§ **WHAT YOU SHOULD DO**: Your task is to count the lines of the entries below that include the word "возбудитель" and to give only the resulting number.

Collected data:

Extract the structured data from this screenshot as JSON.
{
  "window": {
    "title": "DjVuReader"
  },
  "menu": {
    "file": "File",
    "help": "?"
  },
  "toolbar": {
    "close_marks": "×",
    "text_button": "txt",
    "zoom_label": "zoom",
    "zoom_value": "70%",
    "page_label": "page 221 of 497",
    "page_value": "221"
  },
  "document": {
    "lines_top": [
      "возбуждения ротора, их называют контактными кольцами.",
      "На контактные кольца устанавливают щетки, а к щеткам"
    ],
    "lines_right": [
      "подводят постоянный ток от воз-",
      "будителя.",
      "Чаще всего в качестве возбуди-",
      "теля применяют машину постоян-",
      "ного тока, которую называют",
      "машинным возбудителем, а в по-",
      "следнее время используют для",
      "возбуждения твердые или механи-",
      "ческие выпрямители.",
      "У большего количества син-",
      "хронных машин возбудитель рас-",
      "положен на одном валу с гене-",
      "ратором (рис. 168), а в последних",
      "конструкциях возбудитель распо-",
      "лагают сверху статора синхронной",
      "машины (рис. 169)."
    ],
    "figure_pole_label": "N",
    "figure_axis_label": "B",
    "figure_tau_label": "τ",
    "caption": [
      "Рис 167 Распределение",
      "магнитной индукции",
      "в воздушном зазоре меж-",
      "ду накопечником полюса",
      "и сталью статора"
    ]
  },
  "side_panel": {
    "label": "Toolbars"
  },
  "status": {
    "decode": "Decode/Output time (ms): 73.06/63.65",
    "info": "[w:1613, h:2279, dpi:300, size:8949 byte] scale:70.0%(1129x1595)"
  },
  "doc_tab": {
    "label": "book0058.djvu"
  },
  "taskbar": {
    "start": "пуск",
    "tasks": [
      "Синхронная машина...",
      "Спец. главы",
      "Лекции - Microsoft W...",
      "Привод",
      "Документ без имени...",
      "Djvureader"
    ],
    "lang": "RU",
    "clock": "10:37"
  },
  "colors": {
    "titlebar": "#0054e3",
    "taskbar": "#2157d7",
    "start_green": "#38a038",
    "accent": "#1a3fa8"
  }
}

§ **EXERCISE ANSWER**: 2